Onde quer que esteja, o suburbano vai carregar junto com ele os clubes de bairro, o banho de mangueira, o campinho para o “time contra”, o mormaço das tardes de sábado, o futebol no radinho de pilha, o cheiro do incenso e da chuva, os bobbies no cabelo, o vendedor de pão na bicicleta, o bola ou búlica, as coxas da namorada no uniforme da escola, o visgo da jaca, a cola do cerol que gruda nos dedos e nunca mais sai dali. Mais que tudo, o suburbano não desapega das casas da sua infância. E não há subúrbio sem casas de subúrbio.

- Uma casa como esta demorava seis meses para ser vendida, e só quem comprava era creche e centro de macumba. Hoje tenho fila de interessados – diz Paulo Soares, corretor de imóveis, apontando para uma casa de varanda, a imagem de Nossa Senhora de Fátima no alto da fachada, numa rua sossegada do Encantado, bairro com o nome mais bonito da cidade. – Quando o filho se casava, era normal querer morar na Barra ou no Recreio, mas agora ele voltou a procurar imóveis nos bairros onde nasceu.

A casa negociada por Paulo Soares – dois quartos, garagem coberta, muro revestido de azulejos decorados – está avaliada em R$250 mil. É o novo patamar. Um sala e dois quartos em Bonsucesso, por exemplo, que até o ano passado era anunciado por R$90 mil (e não encontrava comprador) agora sai por até R$140 mil. Os aluguéis da área também subiram, cerca de 40%, e já não é fácil encontrar casa de vila – típicas da Zona da Leopoldina – para locação.

- Onde você ia encontrar uma casa igual à minha? Em Ipanema? No Leblon? – pergunta Carlitoel Gomes de Morais, o Carlinhos, que pintou de vermelho e preto a fachada de sua casa, em Olaria, numa homenagem ao Flamengo.

Carlinhos – que afirma que seu nome de batismo é artigo tão raro quanto sua residência – mora há 30 anos no mesmo lugar. Está com 51. A paixão pelo Flamengo se confunde com a paixão pela mulher, Zica, que foi babá de Zico, o Galinho de Quintino. Ele diz ter hábitos, como o de caminhar pela rua depois do jantar para fazer a digestão, típicos do lugar.

Mas Carlinhos lamenta que outros prazeres, como ir ao Cine Olaria (hoje transformado num depósito de material de construção), para ver bangue-bangue, já não façam parte de sua rotina.

Requisitos das tarefas
1. De acordo com o trecho, em quanto está avaliada a casa negociada por Paulo Soares?
2. Por favor, resuma o trecho em duas frases.

Entradas de dados coletadas
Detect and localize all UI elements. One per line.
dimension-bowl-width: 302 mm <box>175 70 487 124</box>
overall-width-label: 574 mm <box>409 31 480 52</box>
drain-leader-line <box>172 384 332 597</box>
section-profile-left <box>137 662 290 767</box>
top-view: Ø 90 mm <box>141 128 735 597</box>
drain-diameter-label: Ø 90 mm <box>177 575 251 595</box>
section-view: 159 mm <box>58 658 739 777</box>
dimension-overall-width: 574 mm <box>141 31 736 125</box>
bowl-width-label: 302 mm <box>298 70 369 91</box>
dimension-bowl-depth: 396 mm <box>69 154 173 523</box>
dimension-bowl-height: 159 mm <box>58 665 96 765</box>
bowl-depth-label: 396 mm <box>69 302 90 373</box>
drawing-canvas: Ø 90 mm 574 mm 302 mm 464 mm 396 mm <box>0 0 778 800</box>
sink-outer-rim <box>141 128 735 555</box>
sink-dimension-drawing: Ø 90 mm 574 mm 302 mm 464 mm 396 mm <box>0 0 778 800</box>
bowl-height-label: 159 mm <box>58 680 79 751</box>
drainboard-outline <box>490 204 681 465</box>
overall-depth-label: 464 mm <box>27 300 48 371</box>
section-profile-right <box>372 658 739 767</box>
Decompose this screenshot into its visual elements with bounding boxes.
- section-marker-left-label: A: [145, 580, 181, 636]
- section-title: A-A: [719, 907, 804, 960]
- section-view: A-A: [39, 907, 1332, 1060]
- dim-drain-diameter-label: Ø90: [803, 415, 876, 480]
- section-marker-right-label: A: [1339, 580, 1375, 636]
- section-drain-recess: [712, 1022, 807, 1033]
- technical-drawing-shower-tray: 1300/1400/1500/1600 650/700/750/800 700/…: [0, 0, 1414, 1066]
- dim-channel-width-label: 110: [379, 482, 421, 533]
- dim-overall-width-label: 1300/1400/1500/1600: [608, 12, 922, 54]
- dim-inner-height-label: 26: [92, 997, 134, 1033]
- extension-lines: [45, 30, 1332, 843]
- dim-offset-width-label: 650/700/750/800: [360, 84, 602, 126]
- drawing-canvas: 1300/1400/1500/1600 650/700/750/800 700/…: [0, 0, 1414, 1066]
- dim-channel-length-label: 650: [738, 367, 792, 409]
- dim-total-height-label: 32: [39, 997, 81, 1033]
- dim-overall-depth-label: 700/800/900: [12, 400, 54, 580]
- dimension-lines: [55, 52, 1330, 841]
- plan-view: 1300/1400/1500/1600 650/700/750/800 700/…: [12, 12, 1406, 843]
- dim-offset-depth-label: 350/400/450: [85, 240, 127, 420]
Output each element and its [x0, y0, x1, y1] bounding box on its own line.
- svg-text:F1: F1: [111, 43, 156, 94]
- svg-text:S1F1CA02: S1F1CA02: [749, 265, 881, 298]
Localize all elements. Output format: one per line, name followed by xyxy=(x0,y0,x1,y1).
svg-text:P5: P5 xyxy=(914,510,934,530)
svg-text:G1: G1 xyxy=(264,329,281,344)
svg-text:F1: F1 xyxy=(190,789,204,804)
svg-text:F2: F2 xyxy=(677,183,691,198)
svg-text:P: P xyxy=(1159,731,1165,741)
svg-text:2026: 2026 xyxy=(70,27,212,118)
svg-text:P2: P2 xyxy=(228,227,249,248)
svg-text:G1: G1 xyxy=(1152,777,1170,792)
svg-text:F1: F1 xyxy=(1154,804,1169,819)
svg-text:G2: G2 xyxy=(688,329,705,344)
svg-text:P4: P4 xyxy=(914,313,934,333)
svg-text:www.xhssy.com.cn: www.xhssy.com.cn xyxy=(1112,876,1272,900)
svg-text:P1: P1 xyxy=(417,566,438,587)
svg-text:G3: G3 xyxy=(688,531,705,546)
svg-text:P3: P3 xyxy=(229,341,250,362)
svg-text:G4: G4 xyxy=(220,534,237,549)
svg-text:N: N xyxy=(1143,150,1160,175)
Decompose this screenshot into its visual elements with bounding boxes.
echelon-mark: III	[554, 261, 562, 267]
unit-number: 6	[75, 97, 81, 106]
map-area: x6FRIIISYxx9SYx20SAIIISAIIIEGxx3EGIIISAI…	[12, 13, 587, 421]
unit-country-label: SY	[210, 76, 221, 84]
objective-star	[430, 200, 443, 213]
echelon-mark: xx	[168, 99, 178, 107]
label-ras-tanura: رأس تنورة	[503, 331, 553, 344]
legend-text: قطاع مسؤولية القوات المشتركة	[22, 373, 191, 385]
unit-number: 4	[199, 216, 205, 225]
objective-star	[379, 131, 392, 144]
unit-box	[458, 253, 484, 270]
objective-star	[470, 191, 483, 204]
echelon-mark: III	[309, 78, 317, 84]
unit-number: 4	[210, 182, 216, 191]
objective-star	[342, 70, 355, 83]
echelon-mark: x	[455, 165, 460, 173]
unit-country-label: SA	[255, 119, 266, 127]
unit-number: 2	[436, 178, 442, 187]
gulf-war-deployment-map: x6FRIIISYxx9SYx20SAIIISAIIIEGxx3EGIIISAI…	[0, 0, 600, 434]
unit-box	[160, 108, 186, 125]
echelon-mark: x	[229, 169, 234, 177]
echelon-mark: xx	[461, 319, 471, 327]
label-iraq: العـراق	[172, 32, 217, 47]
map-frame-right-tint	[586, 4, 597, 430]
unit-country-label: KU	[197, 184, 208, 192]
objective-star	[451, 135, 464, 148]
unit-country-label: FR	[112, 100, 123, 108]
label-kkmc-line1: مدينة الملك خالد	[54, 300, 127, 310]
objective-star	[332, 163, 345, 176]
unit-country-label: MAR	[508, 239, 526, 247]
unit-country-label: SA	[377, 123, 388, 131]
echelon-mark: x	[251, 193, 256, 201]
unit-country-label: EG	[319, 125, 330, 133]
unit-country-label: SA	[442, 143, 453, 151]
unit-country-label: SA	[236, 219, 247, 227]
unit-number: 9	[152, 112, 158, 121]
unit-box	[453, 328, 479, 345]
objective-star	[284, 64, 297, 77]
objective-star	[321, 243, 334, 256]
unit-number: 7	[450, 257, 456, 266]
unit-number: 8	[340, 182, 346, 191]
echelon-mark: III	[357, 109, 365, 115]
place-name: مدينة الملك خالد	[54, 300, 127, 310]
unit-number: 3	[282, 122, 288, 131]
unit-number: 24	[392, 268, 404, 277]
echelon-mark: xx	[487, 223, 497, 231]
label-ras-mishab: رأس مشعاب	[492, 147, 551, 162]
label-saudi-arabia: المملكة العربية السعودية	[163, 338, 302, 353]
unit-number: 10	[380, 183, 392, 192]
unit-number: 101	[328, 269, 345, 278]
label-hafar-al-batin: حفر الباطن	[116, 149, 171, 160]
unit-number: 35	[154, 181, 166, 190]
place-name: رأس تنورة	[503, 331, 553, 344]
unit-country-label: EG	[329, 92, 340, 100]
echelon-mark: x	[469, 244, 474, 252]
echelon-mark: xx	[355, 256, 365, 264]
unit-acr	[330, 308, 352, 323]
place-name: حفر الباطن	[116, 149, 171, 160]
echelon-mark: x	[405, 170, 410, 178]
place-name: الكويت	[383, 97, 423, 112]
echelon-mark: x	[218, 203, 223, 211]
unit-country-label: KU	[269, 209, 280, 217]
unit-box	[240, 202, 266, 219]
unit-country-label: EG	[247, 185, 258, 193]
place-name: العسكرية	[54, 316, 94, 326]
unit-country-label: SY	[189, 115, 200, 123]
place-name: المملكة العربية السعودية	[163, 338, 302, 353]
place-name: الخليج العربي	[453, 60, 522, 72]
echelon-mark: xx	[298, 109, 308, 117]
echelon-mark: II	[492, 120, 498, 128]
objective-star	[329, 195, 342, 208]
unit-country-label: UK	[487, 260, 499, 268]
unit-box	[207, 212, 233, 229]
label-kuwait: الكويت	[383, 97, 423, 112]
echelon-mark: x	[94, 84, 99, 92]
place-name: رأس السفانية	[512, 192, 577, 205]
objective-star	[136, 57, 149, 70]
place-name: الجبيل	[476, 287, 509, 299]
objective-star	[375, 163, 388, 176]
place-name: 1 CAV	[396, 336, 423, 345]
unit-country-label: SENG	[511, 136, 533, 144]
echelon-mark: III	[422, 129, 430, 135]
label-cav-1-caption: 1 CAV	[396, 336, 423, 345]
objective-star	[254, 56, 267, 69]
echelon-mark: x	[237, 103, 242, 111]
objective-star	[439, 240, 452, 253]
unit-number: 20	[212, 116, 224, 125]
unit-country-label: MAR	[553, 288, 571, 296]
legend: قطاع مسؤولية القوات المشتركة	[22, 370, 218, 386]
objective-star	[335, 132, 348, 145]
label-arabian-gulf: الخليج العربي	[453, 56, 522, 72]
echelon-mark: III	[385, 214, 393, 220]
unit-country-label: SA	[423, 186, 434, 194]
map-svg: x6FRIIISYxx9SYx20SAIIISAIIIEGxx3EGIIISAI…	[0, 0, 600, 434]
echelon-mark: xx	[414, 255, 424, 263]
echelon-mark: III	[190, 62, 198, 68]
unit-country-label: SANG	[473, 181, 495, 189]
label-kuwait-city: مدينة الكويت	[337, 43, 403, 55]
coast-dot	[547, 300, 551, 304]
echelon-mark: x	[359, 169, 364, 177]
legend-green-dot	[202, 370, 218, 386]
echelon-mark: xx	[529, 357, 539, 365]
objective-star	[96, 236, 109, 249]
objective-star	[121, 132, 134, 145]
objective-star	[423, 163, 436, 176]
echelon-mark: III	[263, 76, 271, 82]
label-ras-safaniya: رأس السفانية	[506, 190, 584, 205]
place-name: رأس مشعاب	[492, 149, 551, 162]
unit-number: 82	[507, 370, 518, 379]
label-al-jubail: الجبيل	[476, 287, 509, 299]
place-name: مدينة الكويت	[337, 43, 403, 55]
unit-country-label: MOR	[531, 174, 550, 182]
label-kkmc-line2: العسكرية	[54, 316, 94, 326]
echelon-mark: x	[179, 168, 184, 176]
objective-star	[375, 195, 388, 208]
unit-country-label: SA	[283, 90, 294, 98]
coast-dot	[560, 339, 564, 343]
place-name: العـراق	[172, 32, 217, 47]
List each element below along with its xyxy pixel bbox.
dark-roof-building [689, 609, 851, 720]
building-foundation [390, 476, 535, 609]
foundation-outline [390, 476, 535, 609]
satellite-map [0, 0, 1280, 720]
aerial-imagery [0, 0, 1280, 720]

Respostas corretas
1. Em R$250 mil.

2. O suburbano leva consigo as lembranças do bairro e não desapega das casas da infância, que hoje atraem fila de interessados, com preços em novo patamar e aluguéis cerca de 40% mais altos. Carlinhos, que mora há 30 anos na mesma casa em Olaria, pintada de vermelho e preto em homenagem ao Flamengo, considera sua residência rara e lamenta não ir mais ao Cine Olaria.